■ AIM:
Transcribe the full listing exactly, and drop every picture.

■ Extracted data entries:

________________________________________

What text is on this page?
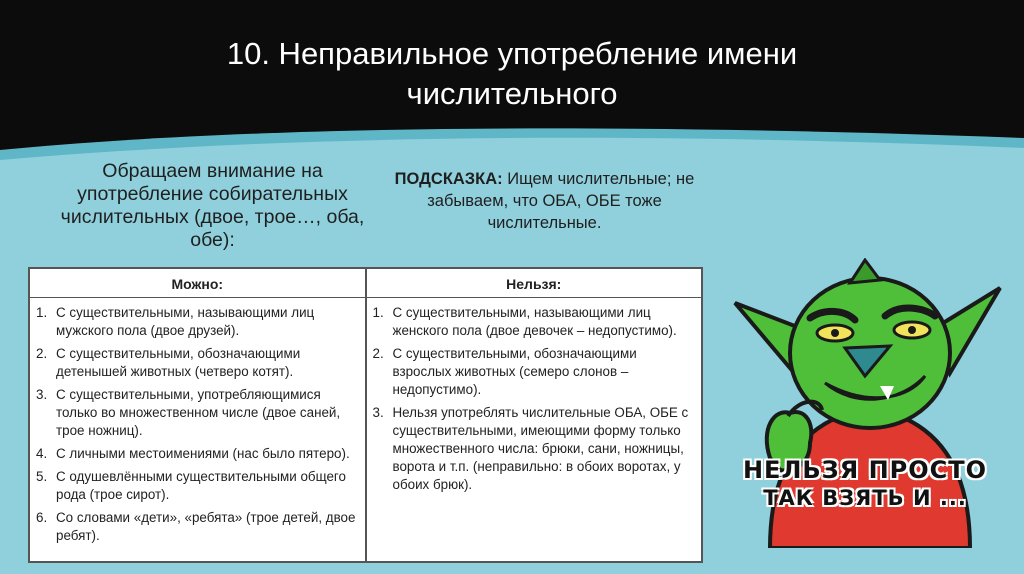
10. Неправильное употребление имени
числительного
Обращаем внимание на употребление собирательных числительных (двое, трое…, оба, обе):
ПОДСКАЗКА: Ищем числительные; не забываем, что ОБА, ОБЕ тоже числительные.
Можно:
1. С существительными, называющими лиц мужского пола (двое друзей).
2. С существительными, обозначающими детенышей животных (четверо котят).
3. С существительными, употребляющимися только во множественном числе (двое саней, трое ножниц).
4. С личными местоимениями (нас было пятеро).
5. С одушевлёнными существительными общего рода (трое сирот).
6. Со словами «дети», «ребята» (трое детей, двое ребят).
Нельзя:
1. С существительными, называющими лиц женского пола (двое девочек – недопустимо).
2. С существительными, обозначающими взрослых животных (семеро слонов – недопустимо).
3. Нельзя употреблять числительные ОБА, ОБЕ с существительными, имеющими форму только множественного числа: брюки, сани, ножницы, ворота и т.п. (неправильно: в обоих воротах, у обоих брюк).
НЕЛЬЗЯ ПРОСТО
ТАК ВЗЯТЬ И ...
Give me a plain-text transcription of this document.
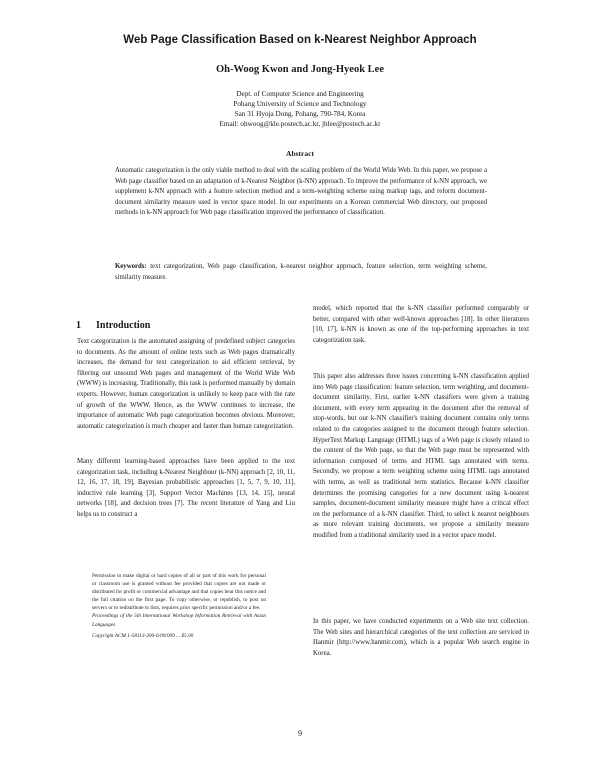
Web Page Classification Based on k-Nearest Neighbor Approach
Oh-Woog Kwon and Jong-Hyeok Lee
Dept. of Computer Science and Engineering
Pohang University of Science and Technology
San 31 Hyoja Dong, Pohang, 790-784, Korea
Email: ohwoog@kle.postech.ac.kr, jhlee@postech.ac.kr
Abstract
Automatic categorization is the only viable method to deal with the scaling problem of the World Wide Web. In this paper, we propose a Web page classifier based on an adaptation of k-Nearest Neighbor (k-NN) approach. To improve the performance of k-NN approach, we supplement k-NN approach with a feature selection method and a term-weighting scheme using markup tags, and reform document-document similarity measure used in vector space model. In our experiments on a Korean commercial Web directory, our proposed methods in k-NN approach for Web page classification improved the performance of classification.
Keywords: text categorization, Web page classification, k-nearest neighbor approach, feature selection, term weighting scheme, similarity measure.
1 Introduction
Text categorization is the automated assigning of predefined subject categories to documents. As the amount of online texts such as Web pages dramatically increases, the demand for text categorization to aid efficient retrieval, by filtering out unsound Web pages and management of the World Wide Web (WWW) is increasing. Traditionally, this task is performed manually by domain experts. However, human categorization is unlikely to keep pace with the rate of growth of the WWW. Hence, as the WWW continues to increase, the importance of automatic Web page categorization becomes obvious. Moreover, automatic categorization is much cheaper and faster than human categorization.
Many different learning-based approaches have been applied to the text categorization task, including k-Nearest Neighbour (k-NN) approach [2, 10, 11, 12, 16, 17, 18, 19], Bayesian probabilistic approaches [1, 5, 7, 9, 10, 11], inductive rule learning [3], Support Vector Machines [13, 14, 15], neural networks [18], and decision trees [7]. The recent literature of Yang and Liu helps us to construct a
Permission to make digital or hard copies of all or part of this work for personal or classroom use is granted without fee provided that copies are not made or distributed for profit or commercial advantage and that copies bear this notice and the full citation on the first page. To copy otherwise, or republish, to post on servers or to redistribute to lists, requires prior specific permission and/or a fee.
Proceedings of the 5th International Workshop Information Retrieval with Asian Languages
Copyright ACM 1-58113-300-6/00/009 ... $5.00
model, which reported that the k-NN classifier performed comparably or better, compared with other well-known approaches [18]. In other literatures [10, 17], k-NN is known as one of the top-performing approaches in text categorization task.
This paper also addresses three issues concerning k-NN classification applied into Web page classification: feature selection, term weighting, and document-document similarity. First, earlier k-NN classifiers were given a training document, with every term appearing in the document after the removal of stop-words, but our k-NN classifier's training document contains only terms related to the categories assigned to the document through feature selection. HyperText Markup Language (HTML) tags of a Web page is closely related to the content of the Web page, so that the Web page must be represented with information composed of terms and HTML tags annotated with terms. Secondly, we propose a term weighting scheme using HTML tags annotated with terms, as well as traditional term statistics. Because k-NN classifier determines the promising categories for a new document using k-nearest samples, document-document similarity measure might have a critical effect on the performance of a k-NN classifier. Third, to select k nearest neighbours as more relevant training documents, we propose a similarity measure modified from a traditional similarity used in a vector space model.
In this paper, we have conducted experiments on a Web site text collection. The Web sites and hierarchical categories of the text collection are serviced in Hanmir (http://www.hanmir.com), which is a popular Web search engine in Korea.
9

________________________________________

■ FULL RESPONSE:
What text is on this page?
10. Неправильное употребление имени
числительного
Обращаем внимание на употребление собирательных числительных (двое, трое…, оба, обе):
ПОДСКАЗКА: Ищем числительные; не забываем, что ОБА, ОБЕ тоже числительные.
Можно:
1. С существительными, называющими лиц мужского пола (двое друзей).
2. С существительными, обозначающими детенышей животных (четверо котят).
3. С существительными, употребляющимися только во множественном числе (двое саней, трое ножниц).
4. С личными местоимениями (нас было пятеро).
5. С одушевлёнными существительными общего рода (трое сирот).
6. Со словами «дети», «ребята» (трое детей, двое ребят).
Нельзя:
1. С существительными, называющими лиц женского пола (двое девочек – недопустимо).
2. С существительными, обозначающими взрослых животных (семеро слонов – недопустимо).
3. Нельзя употреблять числительные ОБА, ОБЕ с существительными, имеющими форму только множественного числа: брюки, сани, ножницы, ворота и т.п. (неправильно: в обоих воротах, у обоих брюк).
НЕЛЬЗЯ ПРОСТО
ТАК ВЗЯТЬ И ...
Give me a plain-text transcription of this document.
Web Page Classification Based on k-Nearest Neighbor Approach
Oh-Woog Kwon and Jong-Hyeok Lee
Dept. of Computer Science and Engineering
Pohang University of Science and Technology
San 31 Hyoja Dong, Pohang, 790-784, Korea
Email: ohwoog@kle.postech.ac.kr, jhlee@postech.ac.kr
Abstract
Automatic categorization is the only viable method to deal with the scaling problem of the World Wide Web. In this paper, we propose a Web page classifier based on an adaptation of k-Nearest Neighbor (k-NN) approach. To improve the performance of k-NN approach, we supplement k-NN approach with a feature selection method and a term-weighting scheme using markup tags, and reform document-document similarity measure used in vector space model. In our experiments on a Korean commercial Web directory, our proposed methods in k-NN approach for Web page classification improved the performance of classification.
Keywords: text categorization, Web page classification, k-nearest neighbor approach, feature selection, term weighting scheme, similarity measure.
1 Introduction
Text categorization is the automated assigning of predefined subject categories to documents. As the amount of online texts such as Web pages dramatically increases, the demand for text categorization to aid efficient retrieval, by filtering out unsound Web pages and management of the World Wide Web (WWW) is increasing. Traditionally, this task is performed manually by domain experts. However, human categorization is unlikely to keep pace with the rate of growth of the WWW. Hence, as the WWW continues to increase, the importance of automatic Web page categorization becomes obvious. Moreover, automatic categorization is much cheaper and faster than human categorization.
Many different learning-based approaches have been applied to the text categorization task, including k-Nearest Neighbour (k-NN) approach [2, 10, 11, 12, 16, 17, 18, 19], Bayesian probabilistic approaches [1, 5, 7, 9, 10, 11], inductive rule learning [3], Support Vector Machines [13, 14, 15], neural networks [18], and decision trees [7]. The recent literature of Yang and Liu helps us to construct a
Permission to make digital or hard copies of all or part of this work for personal or classroom use is granted without fee provided that copies are not made or distributed for profit or commercial advantage and that copies bear this notice and the full citation on the first page. To copy otherwise, or republish, to post on servers or to redistribute to lists, requires prior specific permission and/or a fee.
Proceedings of the 5th International Workshop Information Retrieval with Asian Languages
Copyright ACM 1-58113-300-6/00/009 ... $5.00
model, which reported that the k-NN classifier performed comparably or better, compared with other well-known approaches [18]. In other literatures [10, 17], k-NN is known as one of the top-performing approaches in text categorization task.
This paper also addresses three issues concerning k-NN classification applied into Web page classification: feature selection, term weighting, and document-document similarity. First, earlier k-NN classifiers were given a training document, with every term appearing in the document after the removal of stop-words, but our k-NN classifier's training document contains only terms related to the categories assigned to the document through feature selection. HyperText Markup Language (HTML) tags of a Web page is closely related to the content of the Web page, so that the Web page must be represented with information composed of terms and HTML tags annotated with terms. Secondly, we propose a term weighting scheme using HTML tags annotated with terms, as well as traditional term statistics. Because k-NN classifier determines the promising categories for a new document using k-nearest samples, document-document similarity measure might have a critical effect on the performance of a k-NN classifier. Third, to select k nearest neighbours as more relevant training documents, we propose a similarity measure modified from a traditional similarity used in a vector space model.
In this paper, we have conducted experiments on a Web site text collection. The Web sites and hierarchical categories of the text collection are serviced in Hanmir (http://www.hanmir.com), which is a popular Web search engine in Korea.
9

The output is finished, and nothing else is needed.